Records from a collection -
□ □ □ □ □
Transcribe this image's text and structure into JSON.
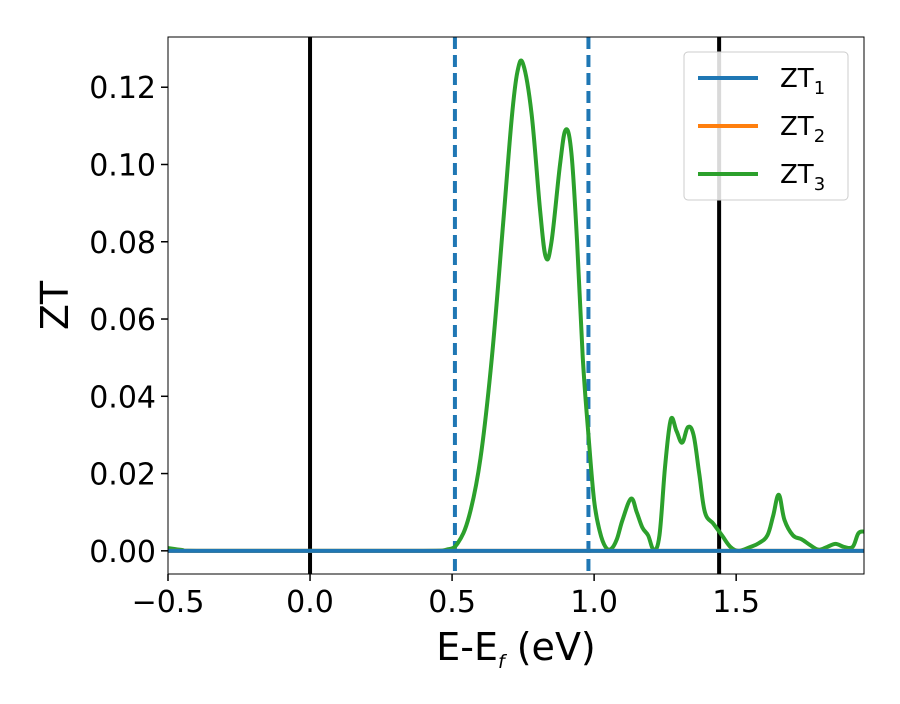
{
  "chart_data": {
    "type": "line",
    "xlabel": "E-E",
    "xlabel_sub": "f",
    "xlabel_suffix": " (eV)",
    "ylabel": "ZT",
    "xlim": [
      -0.5,
      1.95
    ],
    "ylim": [
      -0.006,
      0.133
    ],
    "xticks": [
      -0.5,
      0.0,
      0.5,
      1.0,
      1.5
    ],
    "xtick_labels": [
      "−0.5",
      "0.0",
      "0.5",
      "1.0",
      "1.5"
    ],
    "yticks": [
      0.0,
      0.02,
      0.04,
      0.06,
      0.08,
      0.1,
      0.12
    ],
    "ytick_labels": [
      "0.00",
      "0.02",
      "0.04",
      "0.06",
      "0.08",
      "0.10",
      "0.12"
    ],
    "grid": false,
    "legend_position": "top-right",
    "vlines": [
      {
        "x": 0.0,
        "color": "#000000",
        "style": "solid"
      },
      {
        "x": 1.44,
        "color": "#000000",
        "style": "solid"
      },
      {
        "x": 0.51,
        "color": "#1f77b4",
        "style": "dashed"
      },
      {
        "x": 0.98,
        "color": "#1f77b4",
        "style": "dashed"
      }
    ],
    "series": [
      {
        "name": "ZT",
        "sub": "1",
        "color": "#1f77b4",
        "x": [
          -0.5,
          1.95
        ],
        "y": [
          0.0,
          0.0
        ]
      },
      {
        "name": "ZT",
        "sub": "2",
        "color": "#ff7f0e",
        "x": [
          -0.5,
          1.95
        ],
        "y": [
          0.0,
          0.0
        ]
      },
      {
        "name": "ZT",
        "sub": "3",
        "color": "#2ca02c",
        "x": [
          -0.5,
          -0.45,
          -0.4,
          0.0,
          0.4,
          0.48,
          0.52,
          0.56,
          0.6,
          0.64,
          0.68,
          0.71,
          0.73,
          0.75,
          0.78,
          0.81,
          0.83,
          0.85,
          0.88,
          0.9,
          0.92,
          0.94,
          0.96,
          0.98,
          1.0,
          1.02,
          1.04,
          1.06,
          1.08,
          1.1,
          1.13,
          1.15,
          1.17,
          1.19,
          1.21,
          1.23,
          1.25,
          1.27,
          1.29,
          1.31,
          1.33,
          1.35,
          1.37,
          1.39,
          1.42,
          1.45,
          1.48,
          1.51,
          1.55,
          1.58,
          1.61,
          1.63,
          1.65,
          1.67,
          1.7,
          1.73,
          1.76,
          1.79,
          1.82,
          1.85,
          1.88,
          1.91,
          1.93,
          1.95
        ],
        "y": [
          0.0007,
          0.0002,
          0.0,
          0.0,
          0.0,
          0.0003,
          0.002,
          0.009,
          0.024,
          0.05,
          0.085,
          0.112,
          0.124,
          0.126,
          0.113,
          0.088,
          0.076,
          0.08,
          0.1,
          0.109,
          0.103,
          0.08,
          0.05,
          0.03,
          0.013,
          0.005,
          0.001,
          0.0005,
          0.003,
          0.008,
          0.0135,
          0.01,
          0.006,
          0.004,
          0.0003,
          0.004,
          0.022,
          0.034,
          0.031,
          0.028,
          0.032,
          0.03,
          0.02,
          0.01,
          0.007,
          0.004,
          0.001,
          0.0,
          0.001,
          0.002,
          0.004,
          0.009,
          0.0145,
          0.008,
          0.004,
          0.003,
          0.0015,
          0.0003,
          0.001,
          0.0018,
          0.001,
          0.001,
          0.0045,
          0.005
        ]
      }
    ]
  }
}
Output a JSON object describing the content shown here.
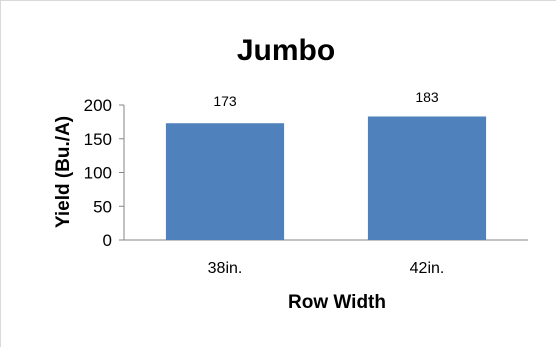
{
  "chart_data": {
    "type": "bar",
    "title": "Jumbo",
    "xlabel": "Row Width",
    "ylabel": "Yield (Bu./A)",
    "categories": [
      "38in.",
      "42in."
    ],
    "values": [
      173,
      183
    ],
    "data_labels": [
      "173",
      "183"
    ],
    "ylim": [
      0,
      200
    ],
    "yticks": [
      0,
      50,
      100,
      150,
      200
    ],
    "grid": false,
    "legend": "none",
    "bar_color": "#4F81BD"
  }
}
□ □ □ □ □
GIVEN PROBLEM -
Transcribe the material exactly, leaving every picture out.

ANSWER -
Transcribe this image's text and structure into JSON.
{
  "chart_data": {
    "type": "line",
    "xlabel": "E-E",
    "xlabel_sub": "f",
    "xlabel_suffix": " (eV)",
    "ylabel": "ZT",
    "xlim": [
      -0.5,
      1.95
    ],
    "ylim": [
      -0.006,
      0.133
    ],
    "xticks": [
      -0.5,
      0.0,
      0.5,
      1.0,
      1.5
    ],
    "xtick_labels": [
      "−0.5",
      "0.0",
      "0.5",
      "1.0",
      "1.5"
    ],
    "yticks": [
      0.0,
      0.02,
      0.04,
      0.06,
      0.08,
      0.1,
      0.12
    ],
    "ytick_labels": [
      "0.00",
      "0.02",
      "0.04",
      "0.06",
      "0.08",
      "0.10",
      "0.12"
    ],
    "grid": false,
    "legend_position": "top-right",
    "vlines": [
      {
        "x": 0.0,
        "color": "#000000",
        "style": "solid"
      },
      {
        "x": 1.44,
        "color": "#000000",
        "style": "solid"
      },
      {
        "x": 0.51,
        "color": "#1f77b4",
        "style": "dashed"
      },
      {
        "x": 0.98,
        "color": "#1f77b4",
        "style": "dashed"
      }
    ],
    "series": [
      {
        "name": "ZT",
        "sub": "1",
        "color": "#1f77b4",
        "x": [
          -0.5,
          1.95
        ],
        "y": [
          0.0,
          0.0
        ]
      },
      {
        "name": "ZT",
        "sub": "2",
        "color": "#ff7f0e",
        "x": [
          -0.5,
          1.95
        ],
        "y": [
          0.0,
          0.0
        ]
      },
      {
        "name": "ZT",
        "sub": "3",
        "color": "#2ca02c",
        "x": [
          -0.5,
          -0.45,
          -0.4,
          0.0,
          0.4,
          0.48,
          0.52,
          0.56,
          0.6,
          0.64,
          0.68,
          0.71,
          0.73,
          0.75,
          0.78,
          0.81,
          0.83,
          0.85,
          0.88,
          0.9,
          0.92,
          0.94,
          0.96,
          0.98,
          1.0,
          1.02,
          1.04,
          1.06,
          1.08,
          1.1,
          1.13,
          1.15,
          1.17,
          1.19,
          1.21,
          1.23,
          1.25,
          1.27,
          1.29,
          1.31,
          1.33,
          1.35,
          1.37,
          1.39,
          1.42,
          1.45,
          1.48,
          1.51,
          1.55,
          1.58,
          1.61,
          1.63,
          1.65,
          1.67,
          1.7,
          1.73,
          1.76,
          1.79,
          1.82,
          1.85,
          1.88,
          1.91,
          1.93,
          1.95
        ],
        "y": [
          0.0007,
          0.0002,
          0.0,
          0.0,
          0.0,
          0.0003,
          0.002,
          0.009,
          0.024,
          0.05,
          0.085,
          0.112,
          0.124,
          0.126,
          0.113,
          0.088,
          0.076,
          0.08,
          0.1,
          0.109,
          0.103,
          0.08,
          0.05,
          0.03,
          0.013,
          0.005,
          0.001,
          0.0005,
          0.003,
          0.008,
          0.0135,
          0.01,
          0.006,
          0.004,
          0.0003,
          0.004,
          0.022,
          0.034,
          0.031,
          0.028,
          0.032,
          0.03,
          0.02,
          0.01,
          0.007,
          0.004,
          0.001,
          0.0,
          0.001,
          0.002,
          0.004,
          0.009,
          0.0145,
          0.008,
          0.004,
          0.003,
          0.0015,
          0.0003,
          0.001,
          0.0018,
          0.001,
          0.001,
          0.0045,
          0.005
        ]
      }
    ]
  }
}
Output a JSON object describing the content shown here.
{
  "chart_data": {
    "type": "bar",
    "title": "Jumbo",
    "xlabel": "Row Width",
    "ylabel": "Yield (Bu./A)",
    "categories": [
      "38in.",
      "42in."
    ],
    "values": [
      173,
      183
    ],
    "data_labels": [
      "173",
      "183"
    ],
    "ylim": [
      0,
      200
    ],
    "yticks": [
      0,
      50,
      100,
      150,
      200
    ],
    "grid": false,
    "legend": "none",
    "bar_color": "#4F81BD"
  }
}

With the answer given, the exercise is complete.